◆ **Exercise task**
Pictures appear in the records below; write out everything else exactly.

◆ **Record set**
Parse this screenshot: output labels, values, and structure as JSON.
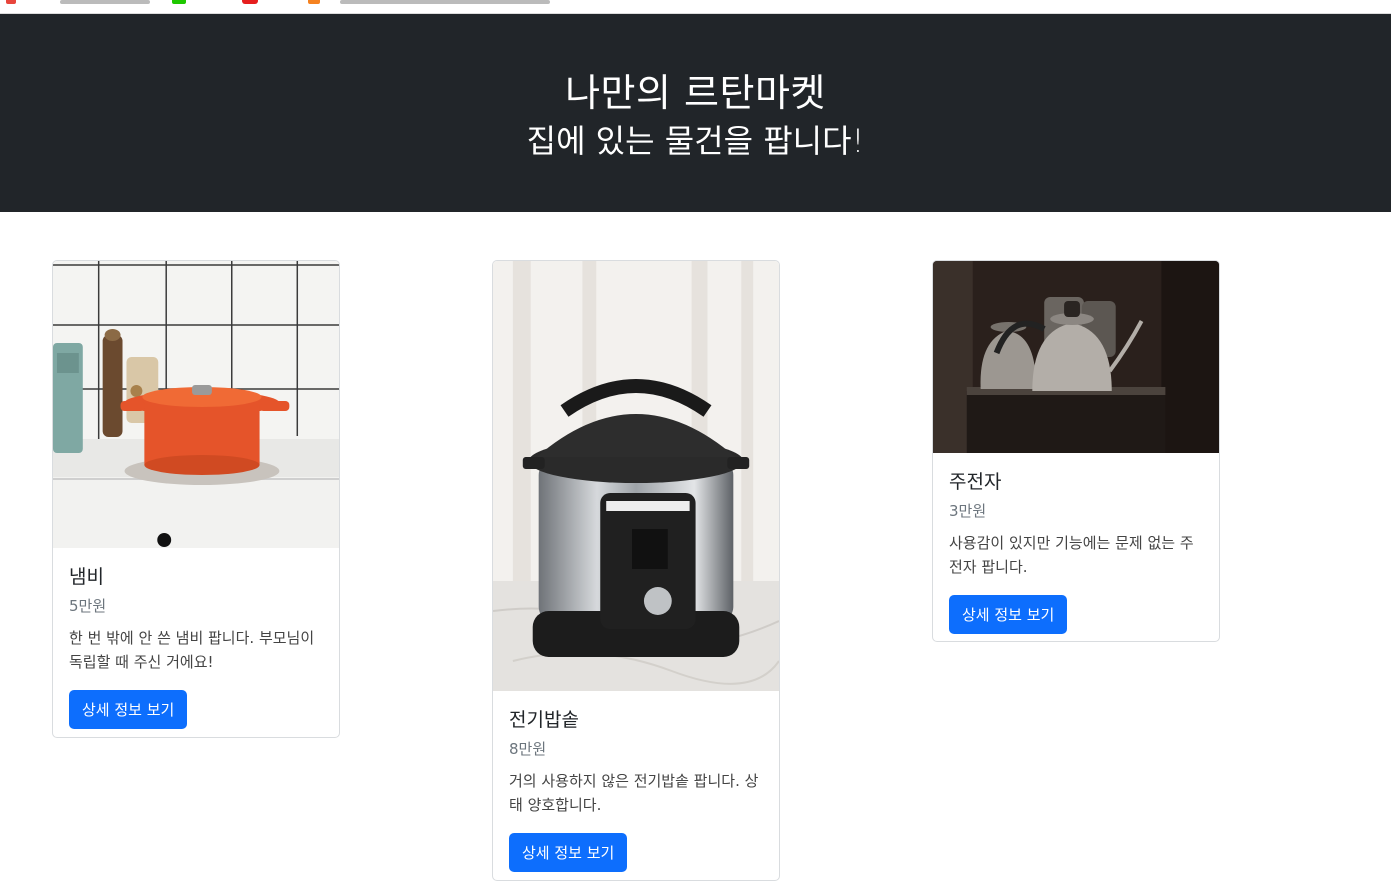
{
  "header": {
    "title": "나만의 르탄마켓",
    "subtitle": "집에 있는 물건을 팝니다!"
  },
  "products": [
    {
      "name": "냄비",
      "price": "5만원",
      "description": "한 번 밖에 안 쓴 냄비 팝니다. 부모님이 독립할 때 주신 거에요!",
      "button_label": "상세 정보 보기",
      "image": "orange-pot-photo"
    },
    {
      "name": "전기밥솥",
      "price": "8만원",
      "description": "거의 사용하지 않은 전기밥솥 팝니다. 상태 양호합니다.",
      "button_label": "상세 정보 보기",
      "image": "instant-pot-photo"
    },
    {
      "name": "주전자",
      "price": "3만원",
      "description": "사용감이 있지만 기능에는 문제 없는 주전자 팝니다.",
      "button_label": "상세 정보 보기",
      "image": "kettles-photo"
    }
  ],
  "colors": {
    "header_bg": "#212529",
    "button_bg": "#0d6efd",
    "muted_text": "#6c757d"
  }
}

◆ **Task answer**
Parse this screenshot: output labels, values, and structure as JSON.
{
  "header": {
    "title": "나만의 르탄마켓",
    "subtitle": "집에 있는 물건을 팝니다!"
  },
  "products": [
    {
      "name": "냄비",
      "price": "5만원",
      "description": "한 번 밖에 안 쓴 냄비 팝니다. 부모님이 독립할 때 주신 거에요!",
      "button_label": "상세 정보 보기",
      "image": "orange-pot-photo"
    },
    {
      "name": "전기밥솥",
      "price": "8만원",
      "description": "거의 사용하지 않은 전기밥솥 팝니다. 상태 양호합니다.",
      "button_label": "상세 정보 보기",
      "image": "instant-pot-photo"
    },
    {
      "name": "주전자",
      "price": "3만원",
      "description": "사용감이 있지만 기능에는 문제 없는 주전자 팝니다.",
      "button_label": "상세 정보 보기",
      "image": "kettles-photo"
    }
  ],
  "colors": {
    "header_bg": "#212529",
    "button_bg": "#0d6efd",
    "muted_text": "#6c757d"
  }
}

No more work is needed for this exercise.